■ Data provided ■
:::

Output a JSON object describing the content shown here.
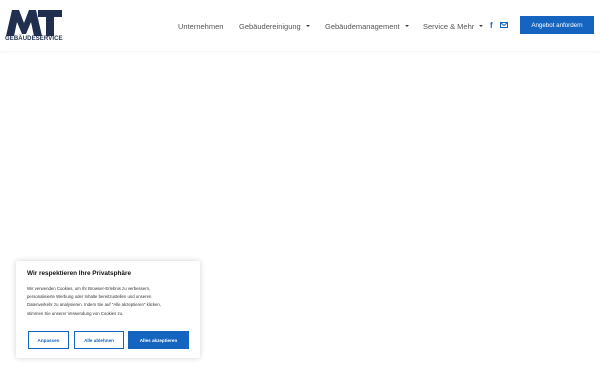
{
  "brand": {
    "logo_text": "MT",
    "logo_subtitle": "GEBÄUDESERVICE",
    "primary_color": "#1565c0",
    "logo_color": "#1f2f4d"
  },
  "nav": {
    "items": [
      {
        "label": "Unternehmen",
        "has_dropdown": false
      },
      {
        "label": "Gebäudereinigung",
        "has_dropdown": true
      },
      {
        "label": "Gebäudemanagement",
        "has_dropdown": true
      },
      {
        "label": "Service & Mehr",
        "has_dropdown": true
      }
    ],
    "social": {
      "facebook_icon": "f",
      "mail_icon": "mail-icon"
    },
    "cta_label": "Angebot anfordern"
  },
  "cookie_banner": {
    "title": "Wir respektieren Ihre Privatsphäre",
    "text_lines": [
      "Wir verwenden Cookies, um Ihr Browser-Erlebnis zu verbessern,",
      "personalisierte Werbung oder Inhalte bereitzustellen und unseren",
      "Datenverkehr zu analysieren. Indem Sie auf \"Alle akzeptieren\" klicken,",
      "stimmen Sie unserer Verwendung von Cookies zu."
    ],
    "buttons": {
      "customize": "Anpassen",
      "reject": "Alle ablehnen",
      "accept": "Alles akzeptieren"
    }
  }
}
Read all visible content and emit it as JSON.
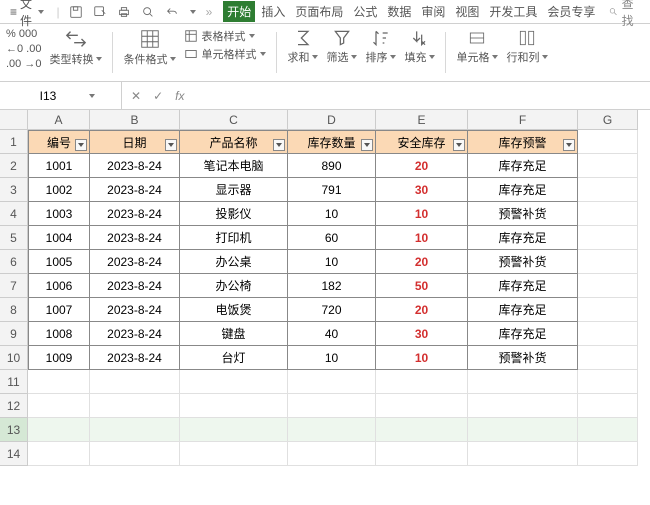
{
  "menubar": {
    "file_label": "文件",
    "tabs": [
      "开始",
      "插入",
      "页面布局",
      "公式",
      "数据",
      "审阅",
      "视图",
      "开发工具",
      "会员专享"
    ],
    "active_tab": 0,
    "search_label": "查找"
  },
  "ribbon": {
    "decimals": [
      "% 000",
      "←0 .00",
      ".00 →0"
    ],
    "type_convert": "类型转换",
    "cond_format": "条件格式",
    "table_style": "表格样式",
    "cell_style": "单元格样式",
    "sum": "求和",
    "filter": "筛选",
    "sort": "排序",
    "fill": "填充",
    "cells": "单元格",
    "rowcol": "行和列"
  },
  "namebox": {
    "value": "I13"
  },
  "columns": [
    "A",
    "B",
    "C",
    "D",
    "E",
    "F",
    "G"
  ],
  "headers": [
    "编号",
    "日期",
    "产品名称",
    "库存数量",
    "安全库存",
    "库存预警"
  ],
  "rows": [
    {
      "id": "1001",
      "date": "2023-8-24",
      "name": "笔记本电脑",
      "qty": "890",
      "safe": "20",
      "warn": "库存充足"
    },
    {
      "id": "1002",
      "date": "2023-8-24",
      "name": "显示器",
      "qty": "791",
      "safe": "30",
      "warn": "库存充足"
    },
    {
      "id": "1003",
      "date": "2023-8-24",
      "name": "投影仪",
      "qty": "10",
      "safe": "10",
      "warn": "预警补货"
    },
    {
      "id": "1004",
      "date": "2023-8-24",
      "name": "打印机",
      "qty": "60",
      "safe": "10",
      "warn": "库存充足"
    },
    {
      "id": "1005",
      "date": "2023-8-24",
      "name": "办公桌",
      "qty": "10",
      "safe": "20",
      "warn": "预警补货"
    },
    {
      "id": "1006",
      "date": "2023-8-24",
      "name": "办公椅",
      "qty": "182",
      "safe": "50",
      "warn": "库存充足"
    },
    {
      "id": "1007",
      "date": "2023-8-24",
      "name": "电饭煲",
      "qty": "720",
      "safe": "20",
      "warn": "库存充足"
    },
    {
      "id": "1008",
      "date": "2023-8-24",
      "name": "键盘",
      "qty": "40",
      "safe": "30",
      "warn": "库存充足"
    },
    {
      "id": "1009",
      "date": "2023-8-24",
      "name": "台灯",
      "qty": "10",
      "safe": "10",
      "warn": "预警补货"
    }
  ],
  "selected": {
    "row": 13,
    "col": "I"
  }
}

:::

■ What is expected ■
Each record above should be copied character for character, with pictures dropped.

■ Solved exercise ■
Output a JSON object describing the content shown here.
{
  "brand": {
    "logo_text": "MT",
    "logo_subtitle": "GEBÄUDESERVICE",
    "primary_color": "#1565c0",
    "logo_color": "#1f2f4d"
  },
  "nav": {
    "items": [
      {
        "label": "Unternehmen",
        "has_dropdown": false
      },
      {
        "label": "Gebäudereinigung",
        "has_dropdown": true
      },
      {
        "label": "Gebäudemanagement",
        "has_dropdown": true
      },
      {
        "label": "Service & Mehr",
        "has_dropdown": true
      }
    ],
    "social": {
      "facebook_icon": "f",
      "mail_icon": "mail-icon"
    },
    "cta_label": "Angebot anfordern"
  },
  "cookie_banner": {
    "title": "Wir respektieren Ihre Privatsphäre",
    "text_lines": [
      "Wir verwenden Cookies, um Ihr Browser-Erlebnis zu verbessern,",
      "personalisierte Werbung oder Inhalte bereitzustellen und unseren",
      "Datenverkehr zu analysieren. Indem Sie auf \"Alle akzeptieren\" klicken,",
      "stimmen Sie unserer Verwendung von Cookies zu."
    ],
    "buttons": {
      "customize": "Anpassen",
      "reject": "Alle ablehnen",
      "accept": "Alles akzeptieren"
    }
  }
}
Read all visible content and emit it as JSON.
{
  "menubar": {
    "file_label": "文件",
    "tabs": [
      "开始",
      "插入",
      "页面布局",
      "公式",
      "数据",
      "审阅",
      "视图",
      "开发工具",
      "会员专享"
    ],
    "active_tab": 0,
    "search_label": "查找"
  },
  "ribbon": {
    "decimals": [
      "% 000",
      "←0 .00",
      ".00 →0"
    ],
    "type_convert": "类型转换",
    "cond_format": "条件格式",
    "table_style": "表格样式",
    "cell_style": "单元格样式",
    "sum": "求和",
    "filter": "筛选",
    "sort": "排序",
    "fill": "填充",
    "cells": "单元格",
    "rowcol": "行和列"
  },
  "namebox": {
    "value": "I13"
  },
  "columns": [
    "A",
    "B",
    "C",
    "D",
    "E",
    "F",
    "G"
  ],
  "headers": [
    "编号",
    "日期",
    "产品名称",
    "库存数量",
    "安全库存",
    "库存预警"
  ],
  "rows": [
    {
      "id": "1001",
      "date": "2023-8-24",
      "name": "笔记本电脑",
      "qty": "890",
      "safe": "20",
      "warn": "库存充足"
    },
    {
      "id": "1002",
      "date": "2023-8-24",
      "name": "显示器",
      "qty": "791",
      "safe": "30",
      "warn": "库存充足"
    },
    {
      "id": "1003",
      "date": "2023-8-24",
      "name": "投影仪",
      "qty": "10",
      "safe": "10",
      "warn": "预警补货"
    },
    {
      "id": "1004",
      "date": "2023-8-24",
      "name": "打印机",
      "qty": "60",
      "safe": "10",
      "warn": "库存充足"
    },
    {
      "id": "1005",
      "date": "2023-8-24",
      "name": "办公桌",
      "qty": "10",
      "safe": "20",
      "warn": "预警补货"
    },
    {
      "id": "1006",
      "date": "2023-8-24",
      "name": "办公椅",
      "qty": "182",
      "safe": "50",
      "warn": "库存充足"
    },
    {
      "id": "1007",
      "date": "2023-8-24",
      "name": "电饭煲",
      "qty": "720",
      "safe": "20",
      "warn": "库存充足"
    },
    {
      "id": "1008",
      "date": "2023-8-24",
      "name": "键盘",
      "qty": "40",
      "safe": "30",
      "warn": "库存充足"
    },
    {
      "id": "1009",
      "date": "2023-8-24",
      "name": "台灯",
      "qty": "10",
      "safe": "10",
      "warn": "预警补货"
    }
  ],
  "selected": {
    "row": 13,
    "col": "I"
  }
}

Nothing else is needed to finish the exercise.